**Directive:** Exactly reproduce each line of the listing that follows.

[Saved data entries]
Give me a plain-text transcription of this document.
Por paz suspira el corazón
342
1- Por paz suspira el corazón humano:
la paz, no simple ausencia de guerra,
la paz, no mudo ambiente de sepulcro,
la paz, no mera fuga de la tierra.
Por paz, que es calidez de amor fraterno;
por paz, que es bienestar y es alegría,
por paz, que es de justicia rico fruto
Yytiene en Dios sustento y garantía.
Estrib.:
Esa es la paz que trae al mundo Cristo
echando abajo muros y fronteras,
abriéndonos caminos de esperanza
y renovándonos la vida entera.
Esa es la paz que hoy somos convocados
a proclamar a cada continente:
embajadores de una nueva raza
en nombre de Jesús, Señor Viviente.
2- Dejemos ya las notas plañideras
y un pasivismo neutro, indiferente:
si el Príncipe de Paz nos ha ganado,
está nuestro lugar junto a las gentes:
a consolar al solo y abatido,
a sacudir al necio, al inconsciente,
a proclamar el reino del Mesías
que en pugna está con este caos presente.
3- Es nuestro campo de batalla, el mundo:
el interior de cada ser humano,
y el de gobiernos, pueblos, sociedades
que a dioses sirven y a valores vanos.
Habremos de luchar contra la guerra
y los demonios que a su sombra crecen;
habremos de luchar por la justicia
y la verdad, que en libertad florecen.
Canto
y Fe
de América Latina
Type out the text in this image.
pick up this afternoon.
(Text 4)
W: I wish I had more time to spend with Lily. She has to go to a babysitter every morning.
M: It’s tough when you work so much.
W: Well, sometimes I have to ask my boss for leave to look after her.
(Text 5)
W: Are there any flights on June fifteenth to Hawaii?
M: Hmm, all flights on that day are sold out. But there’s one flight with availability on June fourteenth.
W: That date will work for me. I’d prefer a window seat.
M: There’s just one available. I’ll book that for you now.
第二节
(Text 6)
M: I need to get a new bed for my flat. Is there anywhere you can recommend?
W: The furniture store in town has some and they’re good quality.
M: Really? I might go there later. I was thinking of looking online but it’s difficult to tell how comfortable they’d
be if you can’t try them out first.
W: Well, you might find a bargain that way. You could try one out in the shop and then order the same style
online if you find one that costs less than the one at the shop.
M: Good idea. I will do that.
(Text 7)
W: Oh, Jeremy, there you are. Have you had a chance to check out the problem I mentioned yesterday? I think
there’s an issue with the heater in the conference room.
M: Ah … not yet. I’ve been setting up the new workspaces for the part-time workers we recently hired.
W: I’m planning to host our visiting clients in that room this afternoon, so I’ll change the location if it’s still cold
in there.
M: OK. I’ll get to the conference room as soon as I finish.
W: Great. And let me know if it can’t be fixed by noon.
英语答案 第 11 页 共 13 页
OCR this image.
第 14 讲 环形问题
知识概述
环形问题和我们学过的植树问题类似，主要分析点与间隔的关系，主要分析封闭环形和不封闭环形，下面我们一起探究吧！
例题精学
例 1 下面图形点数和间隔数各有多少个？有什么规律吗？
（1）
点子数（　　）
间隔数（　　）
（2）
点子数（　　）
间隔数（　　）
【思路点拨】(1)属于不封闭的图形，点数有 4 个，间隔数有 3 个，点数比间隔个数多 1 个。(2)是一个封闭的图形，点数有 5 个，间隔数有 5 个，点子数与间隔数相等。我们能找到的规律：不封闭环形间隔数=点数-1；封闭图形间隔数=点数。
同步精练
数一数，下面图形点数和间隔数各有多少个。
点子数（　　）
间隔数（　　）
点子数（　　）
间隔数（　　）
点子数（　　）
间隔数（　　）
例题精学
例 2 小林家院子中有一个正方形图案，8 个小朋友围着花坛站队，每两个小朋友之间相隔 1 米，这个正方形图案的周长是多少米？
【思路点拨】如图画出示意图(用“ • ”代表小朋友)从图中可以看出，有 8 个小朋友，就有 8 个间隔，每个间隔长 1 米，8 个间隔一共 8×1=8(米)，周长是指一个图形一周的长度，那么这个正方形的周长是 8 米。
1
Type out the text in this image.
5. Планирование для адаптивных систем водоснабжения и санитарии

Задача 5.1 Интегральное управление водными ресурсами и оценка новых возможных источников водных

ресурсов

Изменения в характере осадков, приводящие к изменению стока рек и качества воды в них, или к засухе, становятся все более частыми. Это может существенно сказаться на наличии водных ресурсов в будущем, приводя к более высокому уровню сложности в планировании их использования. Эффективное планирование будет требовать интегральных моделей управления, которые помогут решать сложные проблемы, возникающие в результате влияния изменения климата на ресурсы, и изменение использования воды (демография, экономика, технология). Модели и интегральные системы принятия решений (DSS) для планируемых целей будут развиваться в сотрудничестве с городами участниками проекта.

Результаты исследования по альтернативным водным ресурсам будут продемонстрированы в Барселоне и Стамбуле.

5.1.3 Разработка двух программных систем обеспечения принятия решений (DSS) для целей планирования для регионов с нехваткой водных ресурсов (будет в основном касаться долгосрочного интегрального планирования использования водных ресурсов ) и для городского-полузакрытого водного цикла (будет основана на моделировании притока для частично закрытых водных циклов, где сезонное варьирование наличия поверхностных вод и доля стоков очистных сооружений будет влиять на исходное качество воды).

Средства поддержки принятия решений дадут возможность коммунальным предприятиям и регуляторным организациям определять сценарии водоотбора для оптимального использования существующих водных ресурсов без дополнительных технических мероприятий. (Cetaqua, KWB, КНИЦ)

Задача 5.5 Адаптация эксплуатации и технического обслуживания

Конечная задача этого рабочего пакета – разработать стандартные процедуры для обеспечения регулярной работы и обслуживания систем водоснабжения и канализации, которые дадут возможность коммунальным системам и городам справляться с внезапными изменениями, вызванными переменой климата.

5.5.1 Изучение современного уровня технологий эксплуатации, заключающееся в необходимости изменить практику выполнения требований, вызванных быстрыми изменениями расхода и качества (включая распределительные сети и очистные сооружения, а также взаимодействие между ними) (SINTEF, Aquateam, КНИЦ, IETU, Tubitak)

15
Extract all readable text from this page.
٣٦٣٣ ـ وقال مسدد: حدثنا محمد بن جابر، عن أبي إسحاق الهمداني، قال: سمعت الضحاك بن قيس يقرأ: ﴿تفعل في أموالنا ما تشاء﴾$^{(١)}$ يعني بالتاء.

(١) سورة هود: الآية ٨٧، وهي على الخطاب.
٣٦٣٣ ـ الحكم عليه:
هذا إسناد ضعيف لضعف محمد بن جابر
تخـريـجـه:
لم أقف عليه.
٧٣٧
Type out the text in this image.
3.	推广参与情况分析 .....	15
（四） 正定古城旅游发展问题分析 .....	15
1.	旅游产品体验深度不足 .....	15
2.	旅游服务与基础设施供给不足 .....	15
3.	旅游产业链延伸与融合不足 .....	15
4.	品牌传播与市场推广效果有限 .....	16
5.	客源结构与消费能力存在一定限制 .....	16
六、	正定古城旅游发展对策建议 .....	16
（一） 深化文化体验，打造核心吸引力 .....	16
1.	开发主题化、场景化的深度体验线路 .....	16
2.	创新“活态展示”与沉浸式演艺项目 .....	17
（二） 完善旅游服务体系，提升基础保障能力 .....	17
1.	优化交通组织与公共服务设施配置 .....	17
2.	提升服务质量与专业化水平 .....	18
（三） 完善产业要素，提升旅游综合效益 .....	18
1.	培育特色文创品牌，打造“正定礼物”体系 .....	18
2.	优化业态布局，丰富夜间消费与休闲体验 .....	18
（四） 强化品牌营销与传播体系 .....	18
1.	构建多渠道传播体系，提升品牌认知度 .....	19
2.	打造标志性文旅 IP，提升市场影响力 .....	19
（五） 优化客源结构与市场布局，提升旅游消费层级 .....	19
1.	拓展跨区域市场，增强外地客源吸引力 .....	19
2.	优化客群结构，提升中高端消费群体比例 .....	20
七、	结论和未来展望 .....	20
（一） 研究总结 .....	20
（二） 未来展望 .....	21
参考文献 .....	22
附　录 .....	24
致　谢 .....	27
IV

**The solution:**
Give me a plain-text transcription of this document.
Por paz suspira el corazón
342
1- Por paz suspira el corazón humano:
la paz, no simple ausencia de guerra,
la paz, no mudo ambiente de sepulcro,
la paz, no mera fuga de la tierra.
Por paz, que es calidez de amor fraterno;
por paz, que es bienestar y es alegría,
por paz, que es de justicia rico fruto
Yytiene en Dios sustento y garantía.
Estrib.:
Esa es la paz que trae al mundo Cristo
echando abajo muros y fronteras,
abriéndonos caminos de esperanza
y renovándonos la vida entera.
Esa es la paz que hoy somos convocados
a proclamar a cada continente:
embajadores de una nueva raza
en nombre de Jesús, Señor Viviente.
2- Dejemos ya las notas plañideras
y un pasivismo neutro, indiferente:
si el Príncipe de Paz nos ha ganado,
está nuestro lugar junto a las gentes:
a consolar al solo y abatido,
a sacudir al necio, al inconsciente,
a proclamar el reino del Mesías
que en pugna está con este caos presente.
3- Es nuestro campo de batalla, el mundo:
el interior de cada ser humano,
y el de gobiernos, pueblos, sociedades
que a dioses sirven y a valores vanos.
Habremos de luchar contra la guerra
y los demonios que a su sombra crecen;
habremos de luchar por la justicia
y la verdad, que en libertad florecen.
Canto
y Fe
de América Latina
Type out the text in this image.
pick up this afternoon.
(Text 4)
W: I wish I had more time to spend with Lily. She has to go to a babysitter every morning.
M: It’s tough when you work so much.
W: Well, sometimes I have to ask my boss for leave to look after her.
(Text 5)
W: Are there any flights on June fifteenth to Hawaii?
M: Hmm, all flights on that day are sold out. But there’s one flight with availability on June fourteenth.
W: That date will work for me. I’d prefer a window seat.
M: There’s just one available. I’ll book that for you now.
第二节
(Text 6)
M: I need to get a new bed for my flat. Is there anywhere you can recommend?
W: The furniture store in town has some and they’re good quality.
M: Really? I might go there later. I was thinking of looking online but it’s difficult to tell how comfortable they’d
be if you can’t try them out first.
W: Well, you might find a bargain that way. You could try one out in the shop and then order the same style
online if you find one that costs less than the one at the shop.
M: Good idea. I will do that.
(Text 7)
W: Oh, Jeremy, there you are. Have you had a chance to check out the problem I mentioned yesterday? I think
there’s an issue with the heater in the conference room.
M: Ah … not yet. I’ve been setting up the new workspaces for the part-time workers we recently hired.
W: I’m planning to host our visiting clients in that room this afternoon, so I’ll change the location if it’s still cold
in there.
M: OK. I’ll get to the conference room as soon as I finish.
W: Great. And let me know if it can’t be fixed by noon.
英语答案 第 11 页 共 13 页
OCR this image.
第 14 讲 环形问题
知识概述
环形问题和我们学过的植树问题类似，主要分析点与间隔的关系，主要分析封闭环形和不封闭环形，下面我们一起探究吧！
例题精学
例 1 下面图形点数和间隔数各有多少个？有什么规律吗？
（1）
点子数（　　）
间隔数（　　）
（2）
点子数（　　）
间隔数（　　）
【思路点拨】(1)属于不封闭的图形，点数有 4 个，间隔数有 3 个，点数比间隔个数多 1 个。(2)是一个封闭的图形，点数有 5 个，间隔数有 5 个，点子数与间隔数相等。我们能找到的规律：不封闭环形间隔数=点数-1；封闭图形间隔数=点数。
同步精练
数一数，下面图形点数和间隔数各有多少个。
点子数（　　）
间隔数（　　）
点子数（　　）
间隔数（　　）
点子数（　　）
间隔数（　　）
例题精学
例 2 小林家院子中有一个正方形图案，8 个小朋友围着花坛站队，每两个小朋友之间相隔 1 米，这个正方形图案的周长是多少米？
【思路点拨】如图画出示意图(用“ • ”代表小朋友)从图中可以看出，有 8 个小朋友，就有 8 个间隔，每个间隔长 1 米，8 个间隔一共 8×1=8(米)，周长是指一个图形一周的长度，那么这个正方形的周长是 8 米。
1
Type out the text in this image.
5. Планирование для адаптивных систем водоснабжения и санитарии

Задача 5.1 Интегральное управление водными ресурсами и оценка новых возможных источников водных

ресурсов

Изменения в характере осадков, приводящие к изменению стока рек и качества воды в них, или к засухе, становятся все более частыми. Это может существенно сказаться на наличии водных ресурсов в будущем, приводя к более высокому уровню сложности в планировании их использования. Эффективное планирование будет требовать интегральных моделей управления, которые помогут решать сложные проблемы, возникающие в результате влияния изменения климата на ресурсы, и изменение использования воды (демография, экономика, технология). Модели и интегральные системы принятия решений (DSS) для планируемых целей будут развиваться в сотрудничестве с городами участниками проекта.

Результаты исследования по альтернативным водным ресурсам будут продемонстрированы в Барселоне и Стамбуле.

5.1.3 Разработка двух программных систем обеспечения принятия решений (DSS) для целей планирования для регионов с нехваткой водных ресурсов (будет в основном касаться долгосрочного интегрального планирования использования водных ресурсов ) и для городского-полузакрытого водного цикла (будет основана на моделировании притока для частично закрытых водных циклов, где сезонное варьирование наличия поверхностных вод и доля стоков очистных сооружений будет влиять на исходное качество воды).

Средства поддержки принятия решений дадут возможность коммунальным предприятиям и регуляторным организациям определять сценарии водоотбора для оптимального использования существующих водных ресурсов без дополнительных технических мероприятий. (Cetaqua, KWB, КНИЦ)

Задача 5.5 Адаптация эксплуатации и технического обслуживания

Конечная задача этого рабочего пакета – разработать стандартные процедуры для обеспечения регулярной работы и обслуживания систем водоснабжения и канализации, которые дадут возможность коммунальным системам и городам справляться с внезапными изменениями, вызванными переменой климата.

5.5.1 Изучение современного уровня технологий эксплуатации, заключающееся в необходимости изменить практику выполнения требований, вызванных быстрыми изменениями расхода и качества (включая распределительные сети и очистные сооружения, а также взаимодействие между ними) (SINTEF, Aquateam, КНИЦ, IETU, Tubitak)

15
Extract all readable text from this page.
٣٦٣٣ ـ وقال مسدد: حدثنا محمد بن جابر، عن أبي إسحاق الهمداني، قال: سمعت الضحاك بن قيس يقرأ: ﴿تفعل في أموالنا ما تشاء﴾$^{(١)}$ يعني بالتاء.

(١) سورة هود: الآية ٨٧، وهي على الخطاب.
٣٦٣٣ ـ الحكم عليه:
هذا إسناد ضعيف لضعف محمد بن جابر
تخـريـجـه:
لم أقف عليه.
٧٣٧
Type out the text in this image.
3.	推广参与情况分析 .....	15
（四） 正定古城旅游发展问题分析 .....	15
1.	旅游产品体验深度不足 .....	15
2.	旅游服务与基础设施供给不足 .....	15
3.	旅游产业链延伸与融合不足 .....	15
4.	品牌传播与市场推广效果有限 .....	16
5.	客源结构与消费能力存在一定限制 .....	16
六、	正定古城旅游发展对策建议 .....	16
（一） 深化文化体验，打造核心吸引力 .....	16
1.	开发主题化、场景化的深度体验线路 .....	16
2.	创新“活态展示”与沉浸式演艺项目 .....	17
（二） 完善旅游服务体系，提升基础保障能力 .....	17
1.	优化交通组织与公共服务设施配置 .....	17
2.	提升服务质量与专业化水平 .....	18
（三） 完善产业要素，提升旅游综合效益 .....	18
1.	培育特色文创品牌，打造“正定礼物”体系 .....	18
2.	优化业态布局，丰富夜间消费与休闲体验 .....	18
（四） 强化品牌营销与传播体系 .....	18
1.	构建多渠道传播体系，提升品牌认知度 .....	19
2.	打造标志性文旅 IP，提升市场影响力 .....	19
（五） 优化客源结构与市场布局，提升旅游消费层级 .....	19
1.	拓展跨区域市场，增强外地客源吸引力 .....	19
2.	优化客群结构，提升中高端消费群体比例 .....	20
七、	结论和未来展望 .....	20
（一） 研究总结 .....	20
（二） 未来展望 .....	21
参考文献 .....	22
附　录 .....	24
致　谢 .....	27
IV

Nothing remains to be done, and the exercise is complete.